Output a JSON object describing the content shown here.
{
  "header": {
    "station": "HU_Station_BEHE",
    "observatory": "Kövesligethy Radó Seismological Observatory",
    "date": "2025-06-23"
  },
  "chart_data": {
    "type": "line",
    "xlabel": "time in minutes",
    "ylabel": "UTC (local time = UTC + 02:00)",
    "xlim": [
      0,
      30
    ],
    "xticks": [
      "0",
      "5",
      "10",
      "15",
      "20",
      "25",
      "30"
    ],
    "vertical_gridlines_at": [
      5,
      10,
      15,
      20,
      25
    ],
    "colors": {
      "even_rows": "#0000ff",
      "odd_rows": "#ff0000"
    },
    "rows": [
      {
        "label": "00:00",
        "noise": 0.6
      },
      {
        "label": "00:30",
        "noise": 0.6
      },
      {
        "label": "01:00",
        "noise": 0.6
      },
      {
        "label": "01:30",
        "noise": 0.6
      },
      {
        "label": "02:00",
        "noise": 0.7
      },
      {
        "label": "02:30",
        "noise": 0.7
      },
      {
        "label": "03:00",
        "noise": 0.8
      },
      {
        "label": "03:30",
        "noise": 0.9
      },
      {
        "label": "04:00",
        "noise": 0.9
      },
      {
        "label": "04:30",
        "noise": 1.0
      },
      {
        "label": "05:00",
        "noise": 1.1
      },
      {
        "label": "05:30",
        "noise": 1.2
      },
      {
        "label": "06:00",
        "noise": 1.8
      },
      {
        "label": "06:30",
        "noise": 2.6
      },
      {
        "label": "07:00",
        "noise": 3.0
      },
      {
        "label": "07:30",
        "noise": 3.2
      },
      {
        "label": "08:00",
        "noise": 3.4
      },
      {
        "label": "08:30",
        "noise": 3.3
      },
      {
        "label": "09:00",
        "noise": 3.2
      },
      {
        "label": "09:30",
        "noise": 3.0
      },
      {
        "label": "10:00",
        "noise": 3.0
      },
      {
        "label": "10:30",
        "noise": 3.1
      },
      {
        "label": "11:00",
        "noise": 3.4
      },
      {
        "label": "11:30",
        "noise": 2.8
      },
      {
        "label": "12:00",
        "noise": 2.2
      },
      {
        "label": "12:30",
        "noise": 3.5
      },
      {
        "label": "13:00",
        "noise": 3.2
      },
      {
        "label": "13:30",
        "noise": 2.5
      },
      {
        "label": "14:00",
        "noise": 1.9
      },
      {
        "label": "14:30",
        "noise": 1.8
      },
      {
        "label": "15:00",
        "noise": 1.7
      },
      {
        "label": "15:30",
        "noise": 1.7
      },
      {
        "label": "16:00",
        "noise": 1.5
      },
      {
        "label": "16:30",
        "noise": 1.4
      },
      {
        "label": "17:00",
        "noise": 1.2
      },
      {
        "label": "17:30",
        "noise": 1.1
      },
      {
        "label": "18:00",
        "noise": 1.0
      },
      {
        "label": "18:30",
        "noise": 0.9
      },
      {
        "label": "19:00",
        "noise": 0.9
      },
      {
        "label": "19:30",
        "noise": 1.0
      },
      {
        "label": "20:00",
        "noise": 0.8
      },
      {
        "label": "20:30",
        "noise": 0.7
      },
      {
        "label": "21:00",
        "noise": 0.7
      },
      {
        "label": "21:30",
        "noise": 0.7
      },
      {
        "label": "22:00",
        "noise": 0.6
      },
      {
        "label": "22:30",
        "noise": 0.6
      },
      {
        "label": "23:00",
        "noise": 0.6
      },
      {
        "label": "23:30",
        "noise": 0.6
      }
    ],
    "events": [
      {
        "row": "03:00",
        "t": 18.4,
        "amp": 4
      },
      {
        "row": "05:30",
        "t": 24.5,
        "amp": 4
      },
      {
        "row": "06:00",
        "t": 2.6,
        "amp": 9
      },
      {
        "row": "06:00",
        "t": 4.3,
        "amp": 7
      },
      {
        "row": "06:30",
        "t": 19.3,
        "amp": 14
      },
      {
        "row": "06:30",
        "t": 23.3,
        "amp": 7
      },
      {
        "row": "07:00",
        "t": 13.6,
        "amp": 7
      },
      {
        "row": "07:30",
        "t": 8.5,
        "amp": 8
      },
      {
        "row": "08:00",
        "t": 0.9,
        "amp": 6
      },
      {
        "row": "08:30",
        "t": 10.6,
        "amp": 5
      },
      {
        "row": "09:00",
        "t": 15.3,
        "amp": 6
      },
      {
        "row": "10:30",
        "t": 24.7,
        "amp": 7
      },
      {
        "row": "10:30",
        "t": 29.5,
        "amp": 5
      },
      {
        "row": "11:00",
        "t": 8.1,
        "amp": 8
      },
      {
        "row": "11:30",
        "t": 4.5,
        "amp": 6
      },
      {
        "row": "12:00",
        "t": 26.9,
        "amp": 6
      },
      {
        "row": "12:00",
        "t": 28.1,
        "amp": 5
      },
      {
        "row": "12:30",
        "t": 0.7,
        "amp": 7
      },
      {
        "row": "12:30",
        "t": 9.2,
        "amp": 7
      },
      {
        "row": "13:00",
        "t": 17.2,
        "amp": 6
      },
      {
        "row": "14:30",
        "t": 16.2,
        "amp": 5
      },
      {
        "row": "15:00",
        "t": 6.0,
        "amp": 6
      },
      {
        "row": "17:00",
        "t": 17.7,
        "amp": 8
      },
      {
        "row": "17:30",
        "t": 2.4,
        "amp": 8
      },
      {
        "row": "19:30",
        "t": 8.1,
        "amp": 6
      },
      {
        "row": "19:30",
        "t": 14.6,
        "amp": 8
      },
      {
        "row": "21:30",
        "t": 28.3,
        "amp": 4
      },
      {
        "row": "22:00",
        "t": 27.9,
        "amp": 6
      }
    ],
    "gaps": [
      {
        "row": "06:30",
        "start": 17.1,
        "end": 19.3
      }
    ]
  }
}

------------------------------------

> **Task description**:
Counting only lines of the data above that hold "time", report the total and nothing else.

> **Output for this task**:
2